WHAT IS BEING ASKED: A verbatim copy of the records is required, with all pictures left out.

A block of data:
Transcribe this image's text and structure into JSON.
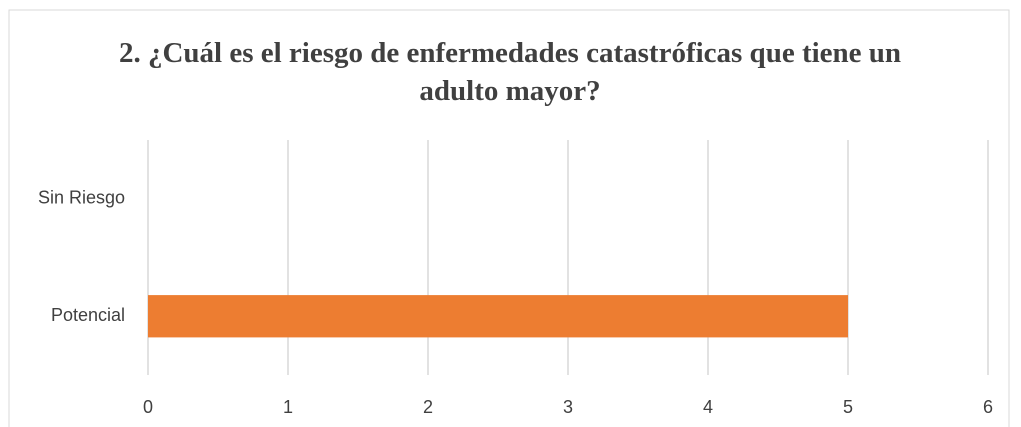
{
  "chart_data": {
    "type": "bar",
    "orientation": "horizontal",
    "title": "2. ¿Cuál es el riesgo de enfermedades catastróficas que tiene un adulto mayor?",
    "categories": [
      "Potencial",
      "Sin Riesgo"
    ],
    "values": [
      5,
      0
    ],
    "color": "#ed7d31",
    "xlim": [
      0,
      6
    ],
    "xticks": [
      0,
      1,
      2,
      3,
      4,
      5,
      6
    ],
    "grid": true
  }
}
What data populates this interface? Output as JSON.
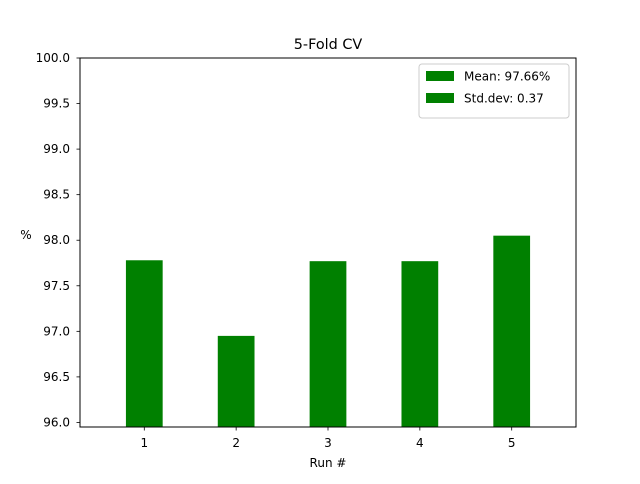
{
  "chart_data": {
    "type": "bar",
    "title": "5-Fold CV",
    "xlabel": "Run #",
    "ylabel": "%",
    "categories": [
      "1",
      "2",
      "3",
      "4",
      "5"
    ],
    "values": [
      97.78,
      96.95,
      97.77,
      97.77,
      98.05
    ],
    "ylim": [
      95.95,
      100.0
    ],
    "yticks": [
      "96.0",
      "96.5",
      "97.0",
      "97.5",
      "98.0",
      "98.5",
      "99.0",
      "99.5",
      "100.0"
    ],
    "bar_color": "#008000",
    "grid": false,
    "legend_position": "top-right",
    "legend": [
      {
        "label": "Mean: 97.66%",
        "color": "#008000"
      },
      {
        "label": "Std.dev: 0.37",
        "color": "#008000"
      }
    ]
  }
}
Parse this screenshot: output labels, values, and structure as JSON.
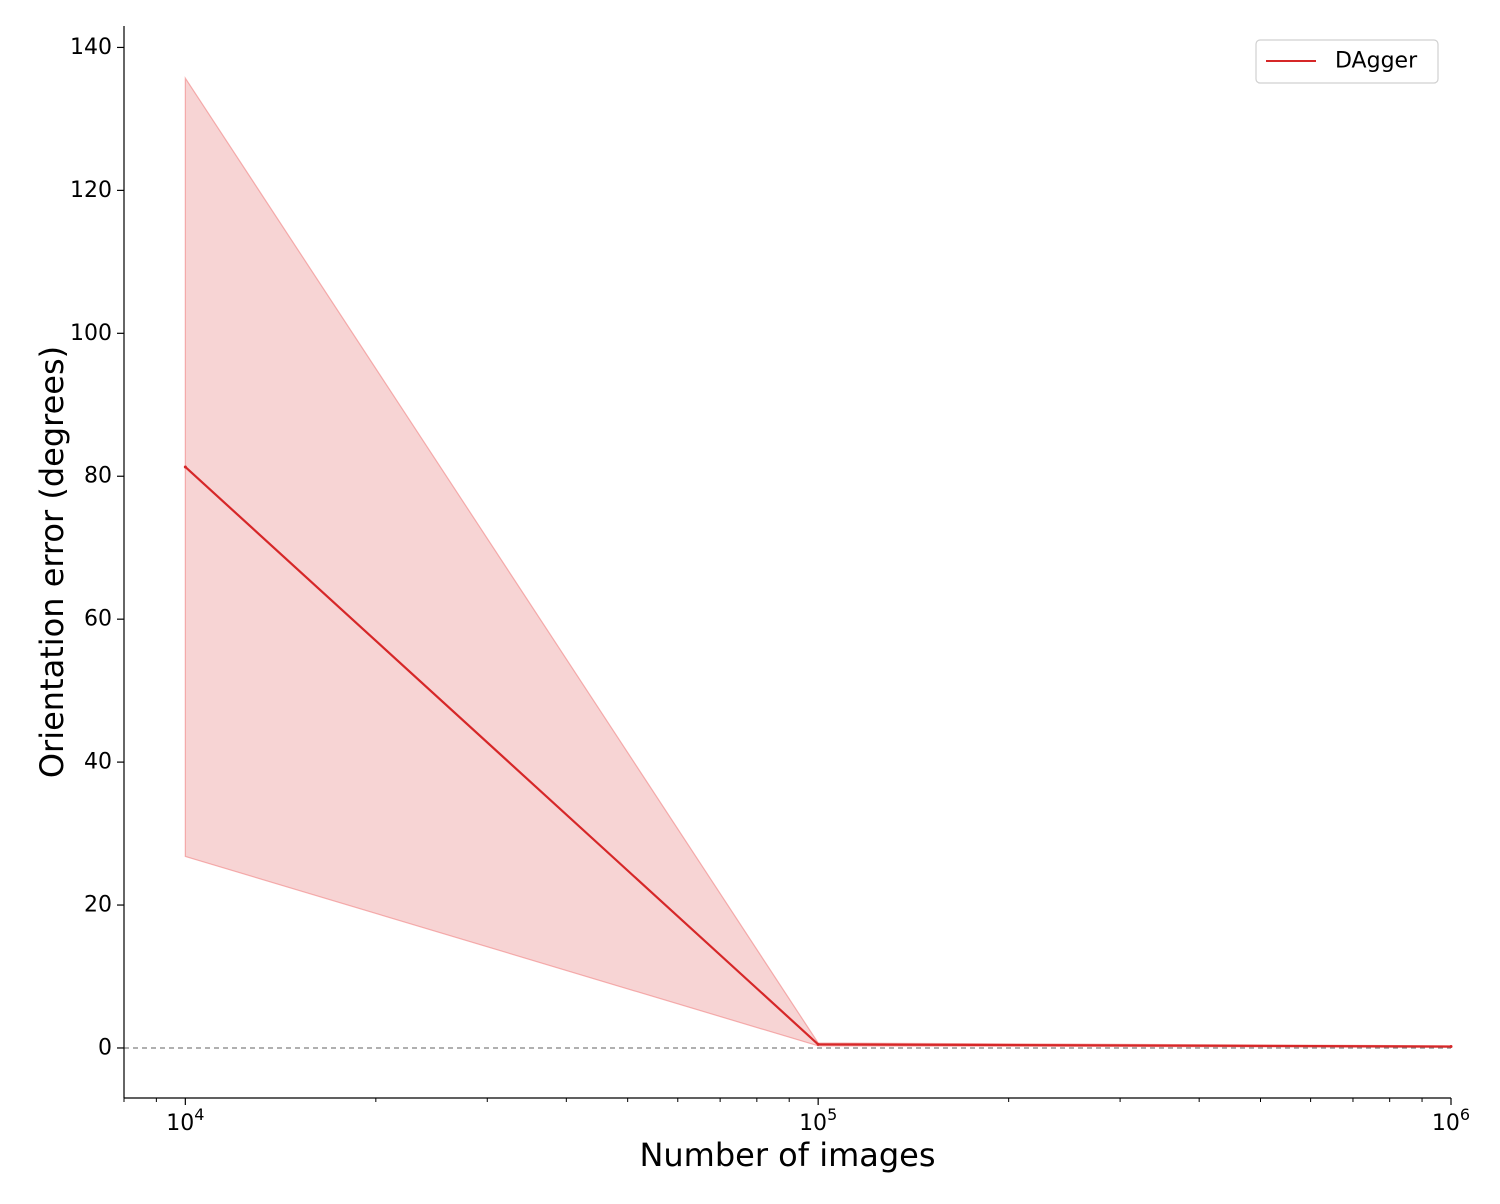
{
  "chart_data": {
    "type": "line",
    "title": "",
    "xlabel": "Number of images",
    "ylabel": "Orientation error (degrees)",
    "x_scale": "log",
    "xlim": [
      8000,
      1000000
    ],
    "ylim": [
      -7,
      143
    ],
    "x_ticks": [
      {
        "value": 10000,
        "base": "10",
        "exp": "4"
      },
      {
        "value": 100000,
        "base": "10",
        "exp": "5"
      },
      {
        "value": 1000000,
        "base": "10",
        "exp": "6"
      }
    ],
    "y_ticks": [
      {
        "value": 0,
        "label": "0"
      },
      {
        "value": 20,
        "label": "20"
      },
      {
        "value": 40,
        "label": "40"
      },
      {
        "value": 60,
        "label": "60"
      },
      {
        "value": 80,
        "label": "80"
      },
      {
        "value": 100,
        "label": "100"
      },
      {
        "value": 120,
        "label": "120"
      },
      {
        "value": 140,
        "label": "140"
      }
    ],
    "reference_line": {
      "y": 0,
      "style": "dashed",
      "color": "#808080"
    },
    "grid": false,
    "legend_position": "top-right",
    "series": [
      {
        "name": "DAgger",
        "color": "#d62728",
        "band_color": "#f08080",
        "x": [
          10000,
          100000,
          1000000
        ],
        "y": [
          81.3,
          0.5,
          0.2
        ],
        "lower": [
          26.8,
          0.3,
          0.1
        ],
        "upper": [
          135.7,
          0.7,
          0.3
        ]
      }
    ]
  }
}
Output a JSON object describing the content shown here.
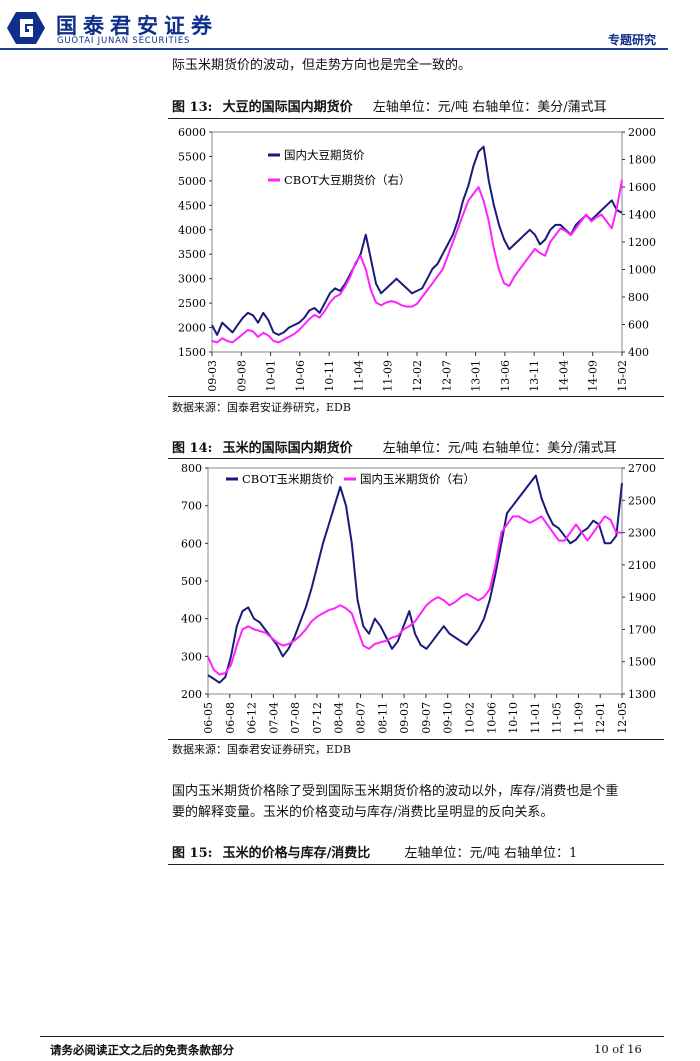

FINISHED EXERCISE:
Transcribe this image's text and structure into JSON.
{
  "chart_data": {
    "type": "bar",
    "orientation": "horizontal",
    "title": "2. ¿Cuál es el riesgo de enfermedades catastróficas que tiene un adulto mayor?",
    "categories": [
      "Potencial",
      "Sin Riesgo"
    ],
    "values": [
      5,
      0
    ],
    "color": "#ed7d31",
    "xlim": [
      0,
      6
    ],
    "xticks": [
      0,
      1,
      2,
      3,
      4,
      5,
      6
    ],
    "grid": true
  }
}
What data populates this interface? Output as JSON.
{
  "chart_data": {
    "type": "bar",
    "title": "5-Fold CV",
    "xlabel": "Run #",
    "ylabel": "%",
    "categories": [
      "1",
      "2",
      "3",
      "4",
      "5"
    ],
    "values": [
      97.78,
      96.95,
      97.77,
      97.77,
      98.05
    ],
    "ylim": [
      95.95,
      100.0
    ],
    "yticks": [
      "96.0",
      "96.5",
      "97.0",
      "97.5",
      "98.0",
      "98.5",
      "99.0",
      "99.5",
      "100.0"
    ],
    "bar_color": "#008000",
    "grid": false,
    "legend_position": "top-right",
    "legend": [
      {
        "label": "Mean: 97.66%",
        "color": "#008000"
      },
      {
        "label": "Std.dev: 0.37",
        "color": "#008000"
      }
    ]
  }
}
Parse this screenshot: output labels, values, and structure as JSON.
{
  "chart_data": {
    "type": "line",
    "title": "",
    "xlabel": "Number of images",
    "ylabel": "Orientation error (degrees)",
    "x_scale": "log",
    "xlim": [
      8000,
      1000000
    ],
    "ylim": [
      -7,
      143
    ],
    "x_ticks": [
      {
        "value": 10000,
        "base": "10",
        "exp": "4"
      },
      {
        "value": 100000,
        "base": "10",
        "exp": "5"
      },
      {
        "value": 1000000,
        "base": "10",
        "exp": "6"
      }
    ],
    "y_ticks": [
      {
        "value": 0,
        "label": "0"
      },
      {
        "value": 20,
        "label": "20"
      },
      {
        "value": 40,
        "label": "40"
      },
      {
        "value": 60,
        "label": "60"
      },
      {
        "value": 80,
        "label": "80"
      },
      {
        "value": 100,
        "label": "100"
      },
      {
        "value": 120,
        "label": "120"
      },
      {
        "value": 140,
        "label": "140"
      }
    ],
    "reference_line": {
      "y": 0,
      "style": "dashed",
      "color": "#808080"
    },
    "grid": false,
    "legend_position": "top-right",
    "series": [
      {
        "name": "DAgger",
        "color": "#d62728",
        "band_color": "#f08080",
        "x": [
          10000,
          100000,
          1000000
        ],
        "y": [
          81.3,
          0.5,
          0.2
        ],
        "lower": [
          26.8,
          0.3,
          0.1
        ],
        "upper": [
          135.7,
          0.7,
          0.3
        ]
      }
    ]
  }
}
Output a JSON object describing the content shown here.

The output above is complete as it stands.